» Your goal
In the testimony on China's second year of WTO membership, who led the staff that prepared the longer written document?
Start of Document extract
CHINA'S WTO MEMBERSHIP IN THE SECOND YEAR


TESTIMONY OF

ROBERT A. KAPP

PRESIDENT

THE US-CHINA BUSINESS COUNCIL

TO THE TRADE POLICY STAFF COMMITTEE

OCTOBER 3, 2003



Members of the TPSC, ladies and gentlemen:

Thank you for convening this meeting to discuss China's progress in implementation of its WTO accession commitments during the second year of its membership in the organization.

I will keep my remarks very brief, referring members of the Committee to a longer written document, prepared by the exceptionally capable staff of the US-China Business Council led by Director of Business Advisory Services Karen M. Sutter. The written submission draws on results of a poll of the Council's members. While the total number of respondents to our questionnaire was not enormous, we feel that a very substantial portion of the corporate membership most directly affected by specific WTO accession issues did respond, and that the conclusions we have drawn from their comments merit serious consideration.

Last year, as we approached the end of the first year of China's WTO membership, I noted that the "glass was half full," rather than "half empty," primarily because China had made massive efforts to adjust its laws to make them compatible with WTO requirements and to train large numbers of relevant government officials in the concepts and practices implied by WTO membership, and because China had acted effectively to reduce its tariffs as required by its WTO accession commitments. I also noted that a number of "Year One" commitments had not been fully implemented, and commented that for this and other reasons, "Year Two" would prove to be a critical point in the multi-year process of full implementation laid out by those WTO accession agreements.
End of Document extract
Start of Dataset content
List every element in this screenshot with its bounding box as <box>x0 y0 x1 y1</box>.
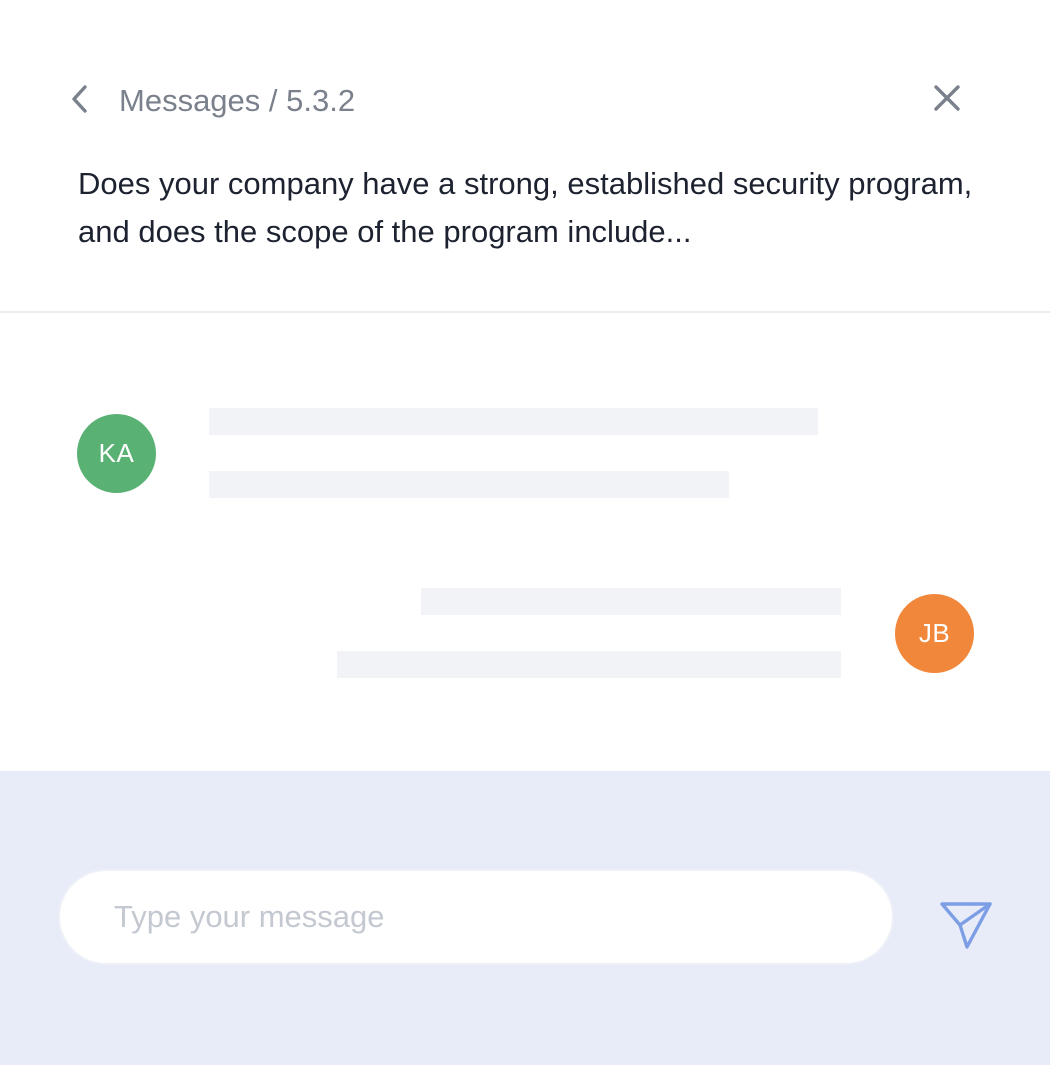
message-composer <box>0 771 1050 1065</box>
message-placeholder-line <box>209 471 729 498</box>
message-placeholder-line <box>337 651 841 678</box>
message-input[interactable] <box>58 869 894 965</box>
panel-header: Messages / 5.3.2 Does your company have … <box>0 0 1050 313</box>
avatar: JB <box>895 594 974 673</box>
send-button[interactable] <box>936 897 996 953</box>
message-thread: KA JB <box>0 313 1050 771</box>
question-text: Does your company have a strong, establi… <box>78 166 973 249</box>
breadcrumb: Messages / 5.3.2 <box>119 83 356 118</box>
messages-panel: Messages / 5.3.2 Does your company have … <box>0 0 1050 1065</box>
back-button[interactable] <box>64 80 96 118</box>
close-icon <box>934 85 960 111</box>
avatar: KA <box>77 414 156 493</box>
message-placeholder-line <box>209 408 818 435</box>
message-placeholder-line <box>421 588 841 615</box>
chevron-left-icon <box>72 85 87 113</box>
send-icon <box>940 902 992 949</box>
close-button[interactable] <box>928 79 966 117</box>
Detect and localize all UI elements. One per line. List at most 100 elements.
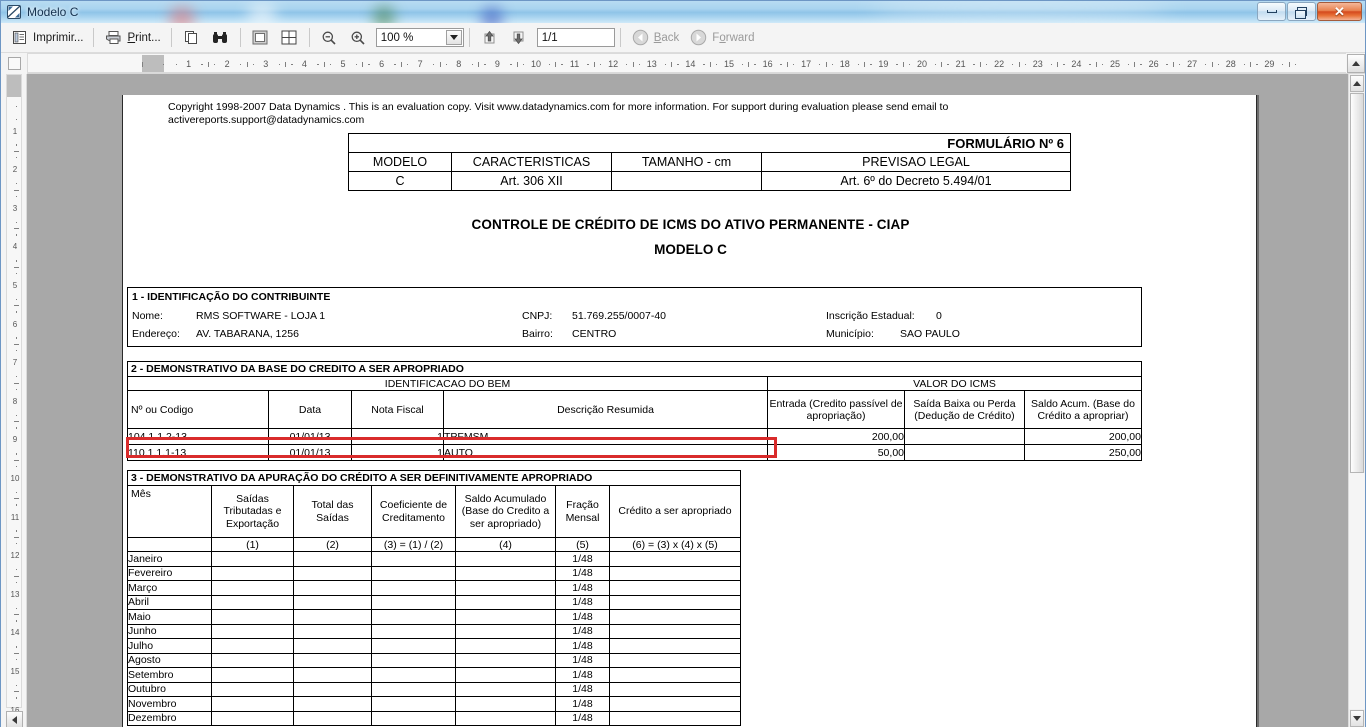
End of Dataset content
» Reply to the exercise
Karen M. Sutter, Director of Business Advisory Services at the US-China Business Council.